(begin)

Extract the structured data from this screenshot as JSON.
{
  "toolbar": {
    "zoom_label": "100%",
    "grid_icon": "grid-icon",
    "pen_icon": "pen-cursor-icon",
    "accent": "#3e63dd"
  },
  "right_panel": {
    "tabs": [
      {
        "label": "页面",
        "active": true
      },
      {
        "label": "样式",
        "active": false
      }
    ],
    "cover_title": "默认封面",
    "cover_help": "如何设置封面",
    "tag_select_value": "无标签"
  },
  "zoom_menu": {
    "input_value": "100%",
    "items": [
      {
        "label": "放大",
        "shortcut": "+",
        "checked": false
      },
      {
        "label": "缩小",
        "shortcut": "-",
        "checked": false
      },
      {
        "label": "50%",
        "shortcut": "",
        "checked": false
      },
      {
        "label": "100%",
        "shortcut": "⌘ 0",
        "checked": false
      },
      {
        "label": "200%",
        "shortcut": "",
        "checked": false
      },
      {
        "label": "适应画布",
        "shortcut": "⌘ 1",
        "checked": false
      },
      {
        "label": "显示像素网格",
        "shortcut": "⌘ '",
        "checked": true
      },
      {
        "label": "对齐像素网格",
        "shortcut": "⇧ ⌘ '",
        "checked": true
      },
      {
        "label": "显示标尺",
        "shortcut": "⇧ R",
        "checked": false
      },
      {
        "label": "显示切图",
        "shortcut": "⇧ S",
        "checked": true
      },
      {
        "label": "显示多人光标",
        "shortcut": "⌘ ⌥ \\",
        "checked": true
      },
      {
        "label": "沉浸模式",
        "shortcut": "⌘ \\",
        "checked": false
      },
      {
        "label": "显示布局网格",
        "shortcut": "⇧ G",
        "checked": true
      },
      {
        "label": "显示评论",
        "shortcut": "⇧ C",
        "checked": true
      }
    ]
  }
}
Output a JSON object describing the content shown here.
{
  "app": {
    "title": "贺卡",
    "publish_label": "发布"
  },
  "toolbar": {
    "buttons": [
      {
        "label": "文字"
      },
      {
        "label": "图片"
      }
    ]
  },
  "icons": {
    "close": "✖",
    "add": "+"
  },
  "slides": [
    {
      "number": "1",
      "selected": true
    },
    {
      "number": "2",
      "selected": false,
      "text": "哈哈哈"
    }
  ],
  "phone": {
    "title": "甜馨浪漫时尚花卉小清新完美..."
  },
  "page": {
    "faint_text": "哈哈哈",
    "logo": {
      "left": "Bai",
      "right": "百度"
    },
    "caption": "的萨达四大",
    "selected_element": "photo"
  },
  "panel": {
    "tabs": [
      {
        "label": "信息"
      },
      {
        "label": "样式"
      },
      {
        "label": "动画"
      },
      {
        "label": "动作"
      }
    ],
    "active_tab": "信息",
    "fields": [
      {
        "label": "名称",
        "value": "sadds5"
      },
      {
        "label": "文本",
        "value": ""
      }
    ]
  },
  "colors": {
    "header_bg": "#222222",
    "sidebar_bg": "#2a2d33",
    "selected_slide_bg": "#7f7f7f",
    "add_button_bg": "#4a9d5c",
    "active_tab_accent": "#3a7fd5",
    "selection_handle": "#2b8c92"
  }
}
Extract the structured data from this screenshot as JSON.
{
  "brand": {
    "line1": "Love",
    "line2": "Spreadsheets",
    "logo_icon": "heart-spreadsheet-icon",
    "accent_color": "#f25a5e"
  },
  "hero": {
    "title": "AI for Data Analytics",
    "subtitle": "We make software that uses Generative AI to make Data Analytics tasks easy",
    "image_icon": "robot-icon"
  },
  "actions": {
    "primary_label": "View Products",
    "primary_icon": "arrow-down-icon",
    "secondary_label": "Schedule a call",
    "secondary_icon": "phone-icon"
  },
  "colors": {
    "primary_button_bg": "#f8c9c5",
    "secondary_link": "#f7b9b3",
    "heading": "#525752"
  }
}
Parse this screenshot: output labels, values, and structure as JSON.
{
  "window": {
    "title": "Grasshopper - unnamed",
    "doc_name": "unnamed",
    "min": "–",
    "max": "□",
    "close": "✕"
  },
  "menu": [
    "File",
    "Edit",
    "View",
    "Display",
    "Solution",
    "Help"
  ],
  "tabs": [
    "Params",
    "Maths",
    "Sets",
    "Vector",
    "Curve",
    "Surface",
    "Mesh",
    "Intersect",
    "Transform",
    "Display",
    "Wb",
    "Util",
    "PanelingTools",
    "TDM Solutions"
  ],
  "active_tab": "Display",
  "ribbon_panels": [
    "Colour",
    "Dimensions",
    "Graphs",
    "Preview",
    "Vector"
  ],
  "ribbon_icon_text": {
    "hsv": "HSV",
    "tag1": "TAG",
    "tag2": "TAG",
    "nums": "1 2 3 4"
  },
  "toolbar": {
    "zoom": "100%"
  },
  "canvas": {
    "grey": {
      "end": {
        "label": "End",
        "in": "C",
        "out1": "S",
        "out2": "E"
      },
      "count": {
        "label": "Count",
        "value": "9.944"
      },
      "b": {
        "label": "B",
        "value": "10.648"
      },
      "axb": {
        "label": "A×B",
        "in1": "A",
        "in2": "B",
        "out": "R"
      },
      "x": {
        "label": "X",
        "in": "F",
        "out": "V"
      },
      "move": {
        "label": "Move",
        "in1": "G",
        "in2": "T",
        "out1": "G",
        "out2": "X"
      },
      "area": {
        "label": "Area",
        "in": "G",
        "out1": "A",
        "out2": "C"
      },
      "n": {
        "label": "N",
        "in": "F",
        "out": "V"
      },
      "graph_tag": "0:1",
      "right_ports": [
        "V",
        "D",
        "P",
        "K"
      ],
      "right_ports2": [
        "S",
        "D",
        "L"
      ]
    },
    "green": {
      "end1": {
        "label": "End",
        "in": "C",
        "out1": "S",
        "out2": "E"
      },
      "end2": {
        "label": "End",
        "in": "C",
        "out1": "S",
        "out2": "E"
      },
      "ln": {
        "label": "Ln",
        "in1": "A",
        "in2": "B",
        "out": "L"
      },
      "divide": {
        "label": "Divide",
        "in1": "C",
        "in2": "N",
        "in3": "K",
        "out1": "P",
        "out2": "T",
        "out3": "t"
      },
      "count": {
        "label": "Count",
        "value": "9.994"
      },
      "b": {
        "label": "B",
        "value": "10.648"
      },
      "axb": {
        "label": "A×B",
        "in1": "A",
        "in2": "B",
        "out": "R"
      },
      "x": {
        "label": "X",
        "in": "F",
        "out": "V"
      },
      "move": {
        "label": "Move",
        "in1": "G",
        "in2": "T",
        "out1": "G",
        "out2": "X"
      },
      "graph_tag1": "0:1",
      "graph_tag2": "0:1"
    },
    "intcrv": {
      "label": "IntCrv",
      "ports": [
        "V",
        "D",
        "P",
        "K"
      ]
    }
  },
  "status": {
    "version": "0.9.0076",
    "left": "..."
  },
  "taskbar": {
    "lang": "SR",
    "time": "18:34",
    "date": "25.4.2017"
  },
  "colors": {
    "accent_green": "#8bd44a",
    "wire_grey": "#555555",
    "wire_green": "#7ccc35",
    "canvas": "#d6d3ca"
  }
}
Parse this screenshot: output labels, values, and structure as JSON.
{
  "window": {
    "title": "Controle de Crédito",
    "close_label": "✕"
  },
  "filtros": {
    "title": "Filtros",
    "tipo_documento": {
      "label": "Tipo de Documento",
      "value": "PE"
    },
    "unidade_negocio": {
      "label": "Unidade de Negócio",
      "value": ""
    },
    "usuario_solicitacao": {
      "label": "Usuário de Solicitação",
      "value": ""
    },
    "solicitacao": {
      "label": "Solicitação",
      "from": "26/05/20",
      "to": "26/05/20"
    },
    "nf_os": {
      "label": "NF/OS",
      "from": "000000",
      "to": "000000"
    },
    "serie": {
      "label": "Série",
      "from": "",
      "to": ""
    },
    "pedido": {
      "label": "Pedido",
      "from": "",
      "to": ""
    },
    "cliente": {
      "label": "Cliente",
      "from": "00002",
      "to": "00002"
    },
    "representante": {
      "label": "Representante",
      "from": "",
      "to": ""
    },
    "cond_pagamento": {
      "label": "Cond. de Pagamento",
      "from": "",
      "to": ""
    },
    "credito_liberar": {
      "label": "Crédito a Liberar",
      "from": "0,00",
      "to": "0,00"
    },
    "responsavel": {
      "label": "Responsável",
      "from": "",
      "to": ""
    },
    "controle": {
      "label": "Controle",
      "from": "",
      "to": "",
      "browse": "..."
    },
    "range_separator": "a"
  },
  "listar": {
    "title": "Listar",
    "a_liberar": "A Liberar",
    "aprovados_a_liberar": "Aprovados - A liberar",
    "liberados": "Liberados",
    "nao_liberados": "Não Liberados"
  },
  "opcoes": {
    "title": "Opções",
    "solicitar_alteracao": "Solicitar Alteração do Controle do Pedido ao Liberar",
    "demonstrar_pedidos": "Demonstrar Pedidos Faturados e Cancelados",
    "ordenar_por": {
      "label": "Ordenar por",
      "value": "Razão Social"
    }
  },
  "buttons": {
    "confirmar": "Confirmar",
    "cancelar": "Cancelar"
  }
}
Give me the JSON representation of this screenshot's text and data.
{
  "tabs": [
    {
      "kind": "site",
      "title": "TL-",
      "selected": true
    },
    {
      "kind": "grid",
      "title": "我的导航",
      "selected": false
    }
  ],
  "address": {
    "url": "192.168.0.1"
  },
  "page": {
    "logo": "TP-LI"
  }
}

(end)

> **Short task**: In the listing above, locate each line with "unnamed" and copy it.

> **Finished answer**:
    "title": "Grasshopper - unnamed",
    "doc_name": "unnamed",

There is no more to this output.